» YOUR TASK
From the entries below, please gather each line containing the string "ffffff".

» MATERIAL PROVIDED
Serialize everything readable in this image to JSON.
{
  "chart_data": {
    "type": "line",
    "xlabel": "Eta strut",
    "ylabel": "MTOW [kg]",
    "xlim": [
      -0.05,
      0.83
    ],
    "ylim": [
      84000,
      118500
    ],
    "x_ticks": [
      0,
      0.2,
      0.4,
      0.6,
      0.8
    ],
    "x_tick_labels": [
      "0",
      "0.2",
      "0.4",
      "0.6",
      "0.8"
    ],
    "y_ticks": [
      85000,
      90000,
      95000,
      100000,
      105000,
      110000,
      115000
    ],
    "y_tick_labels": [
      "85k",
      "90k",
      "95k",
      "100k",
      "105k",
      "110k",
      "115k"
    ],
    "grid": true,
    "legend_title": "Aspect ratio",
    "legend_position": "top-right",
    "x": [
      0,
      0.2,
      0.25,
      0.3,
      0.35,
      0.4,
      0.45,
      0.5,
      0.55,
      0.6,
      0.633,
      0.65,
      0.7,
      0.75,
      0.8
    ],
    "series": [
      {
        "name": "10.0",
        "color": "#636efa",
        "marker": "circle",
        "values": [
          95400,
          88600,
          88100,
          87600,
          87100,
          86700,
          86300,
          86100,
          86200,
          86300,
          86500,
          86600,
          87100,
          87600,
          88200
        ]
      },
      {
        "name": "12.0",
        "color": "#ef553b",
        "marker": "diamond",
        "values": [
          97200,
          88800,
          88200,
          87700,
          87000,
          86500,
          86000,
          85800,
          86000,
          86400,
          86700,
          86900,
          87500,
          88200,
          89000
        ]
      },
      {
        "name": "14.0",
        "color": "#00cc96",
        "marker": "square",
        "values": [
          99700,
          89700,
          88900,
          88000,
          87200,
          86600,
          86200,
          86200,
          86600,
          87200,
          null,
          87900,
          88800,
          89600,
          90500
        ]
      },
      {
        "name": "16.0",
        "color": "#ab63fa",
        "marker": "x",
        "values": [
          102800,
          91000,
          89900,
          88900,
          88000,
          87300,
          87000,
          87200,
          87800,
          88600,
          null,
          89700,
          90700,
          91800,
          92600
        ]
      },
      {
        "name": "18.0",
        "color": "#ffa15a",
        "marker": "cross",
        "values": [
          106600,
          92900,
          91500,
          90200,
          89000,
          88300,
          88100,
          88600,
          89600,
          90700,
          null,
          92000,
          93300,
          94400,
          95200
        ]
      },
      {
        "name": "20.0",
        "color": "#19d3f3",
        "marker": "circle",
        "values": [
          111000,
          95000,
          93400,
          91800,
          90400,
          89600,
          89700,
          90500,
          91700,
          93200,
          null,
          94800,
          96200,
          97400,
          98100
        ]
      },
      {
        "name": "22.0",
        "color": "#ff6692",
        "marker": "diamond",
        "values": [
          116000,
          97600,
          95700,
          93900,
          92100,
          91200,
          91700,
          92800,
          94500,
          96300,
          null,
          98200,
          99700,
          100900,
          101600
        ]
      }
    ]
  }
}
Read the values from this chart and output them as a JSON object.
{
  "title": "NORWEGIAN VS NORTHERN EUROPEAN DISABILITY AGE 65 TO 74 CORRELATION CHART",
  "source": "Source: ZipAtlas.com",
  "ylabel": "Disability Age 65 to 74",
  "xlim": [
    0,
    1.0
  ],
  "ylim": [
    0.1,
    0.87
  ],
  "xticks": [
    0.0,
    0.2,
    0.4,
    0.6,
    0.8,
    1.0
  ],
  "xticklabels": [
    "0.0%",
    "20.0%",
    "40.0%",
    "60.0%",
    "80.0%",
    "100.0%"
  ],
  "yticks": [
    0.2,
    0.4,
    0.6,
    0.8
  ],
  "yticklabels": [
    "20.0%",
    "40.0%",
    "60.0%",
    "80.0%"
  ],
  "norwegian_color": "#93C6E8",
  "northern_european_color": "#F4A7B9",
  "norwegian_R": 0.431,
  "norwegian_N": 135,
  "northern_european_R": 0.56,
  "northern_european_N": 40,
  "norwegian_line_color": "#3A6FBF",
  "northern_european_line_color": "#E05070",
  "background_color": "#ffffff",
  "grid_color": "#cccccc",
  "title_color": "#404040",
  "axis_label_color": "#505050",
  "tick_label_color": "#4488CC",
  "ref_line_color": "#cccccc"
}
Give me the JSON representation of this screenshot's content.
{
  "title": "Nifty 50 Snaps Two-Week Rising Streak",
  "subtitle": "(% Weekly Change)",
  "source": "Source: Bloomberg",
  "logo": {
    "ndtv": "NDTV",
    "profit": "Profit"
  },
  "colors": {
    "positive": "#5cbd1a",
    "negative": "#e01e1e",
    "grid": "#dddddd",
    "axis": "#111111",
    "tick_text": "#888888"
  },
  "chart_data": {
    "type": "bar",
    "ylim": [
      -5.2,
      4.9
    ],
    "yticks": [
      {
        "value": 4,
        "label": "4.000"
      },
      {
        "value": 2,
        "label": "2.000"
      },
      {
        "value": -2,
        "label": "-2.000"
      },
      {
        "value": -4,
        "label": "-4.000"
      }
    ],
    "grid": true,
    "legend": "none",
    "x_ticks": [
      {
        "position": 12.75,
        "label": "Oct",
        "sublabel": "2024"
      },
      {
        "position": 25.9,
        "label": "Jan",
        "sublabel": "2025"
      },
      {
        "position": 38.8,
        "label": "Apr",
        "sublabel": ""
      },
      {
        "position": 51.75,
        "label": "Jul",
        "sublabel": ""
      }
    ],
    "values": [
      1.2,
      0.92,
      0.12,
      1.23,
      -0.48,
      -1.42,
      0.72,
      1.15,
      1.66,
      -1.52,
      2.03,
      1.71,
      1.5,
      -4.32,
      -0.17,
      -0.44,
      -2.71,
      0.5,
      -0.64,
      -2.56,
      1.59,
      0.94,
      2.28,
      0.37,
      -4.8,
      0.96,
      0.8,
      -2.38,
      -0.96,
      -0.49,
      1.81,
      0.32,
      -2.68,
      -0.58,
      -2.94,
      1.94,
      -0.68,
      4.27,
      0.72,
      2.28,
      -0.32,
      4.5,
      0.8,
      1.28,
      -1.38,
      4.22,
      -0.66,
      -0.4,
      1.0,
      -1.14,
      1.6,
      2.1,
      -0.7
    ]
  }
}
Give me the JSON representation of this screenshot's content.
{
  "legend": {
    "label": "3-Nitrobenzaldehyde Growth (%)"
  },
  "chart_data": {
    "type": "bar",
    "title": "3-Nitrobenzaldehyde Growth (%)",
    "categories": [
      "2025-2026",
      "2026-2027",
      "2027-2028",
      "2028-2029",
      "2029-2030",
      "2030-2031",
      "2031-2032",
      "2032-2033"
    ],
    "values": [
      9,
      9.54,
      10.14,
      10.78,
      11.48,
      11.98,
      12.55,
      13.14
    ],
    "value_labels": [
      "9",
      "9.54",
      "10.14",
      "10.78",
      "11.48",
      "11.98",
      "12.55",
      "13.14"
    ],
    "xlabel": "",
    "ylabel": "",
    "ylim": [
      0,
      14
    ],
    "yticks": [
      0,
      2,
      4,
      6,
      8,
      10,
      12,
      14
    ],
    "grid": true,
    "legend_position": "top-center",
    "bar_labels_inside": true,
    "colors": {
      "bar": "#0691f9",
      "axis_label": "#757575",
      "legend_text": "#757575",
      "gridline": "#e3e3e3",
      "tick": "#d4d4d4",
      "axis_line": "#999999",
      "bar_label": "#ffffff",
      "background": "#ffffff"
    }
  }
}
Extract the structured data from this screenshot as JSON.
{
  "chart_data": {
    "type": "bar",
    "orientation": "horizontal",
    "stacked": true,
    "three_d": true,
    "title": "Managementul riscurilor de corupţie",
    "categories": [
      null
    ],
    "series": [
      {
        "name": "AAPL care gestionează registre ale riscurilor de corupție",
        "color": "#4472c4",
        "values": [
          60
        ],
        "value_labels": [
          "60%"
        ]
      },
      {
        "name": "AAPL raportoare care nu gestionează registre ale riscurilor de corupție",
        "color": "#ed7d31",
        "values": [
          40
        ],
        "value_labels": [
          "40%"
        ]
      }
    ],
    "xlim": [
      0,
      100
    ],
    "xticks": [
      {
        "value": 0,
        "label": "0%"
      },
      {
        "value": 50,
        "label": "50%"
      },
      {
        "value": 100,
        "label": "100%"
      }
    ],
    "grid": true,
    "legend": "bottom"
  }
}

» COMPLETE ANSWER
  "background_color": "#ffffff",
      "bar_label": "#ffffff",
      "background": "#ffffff"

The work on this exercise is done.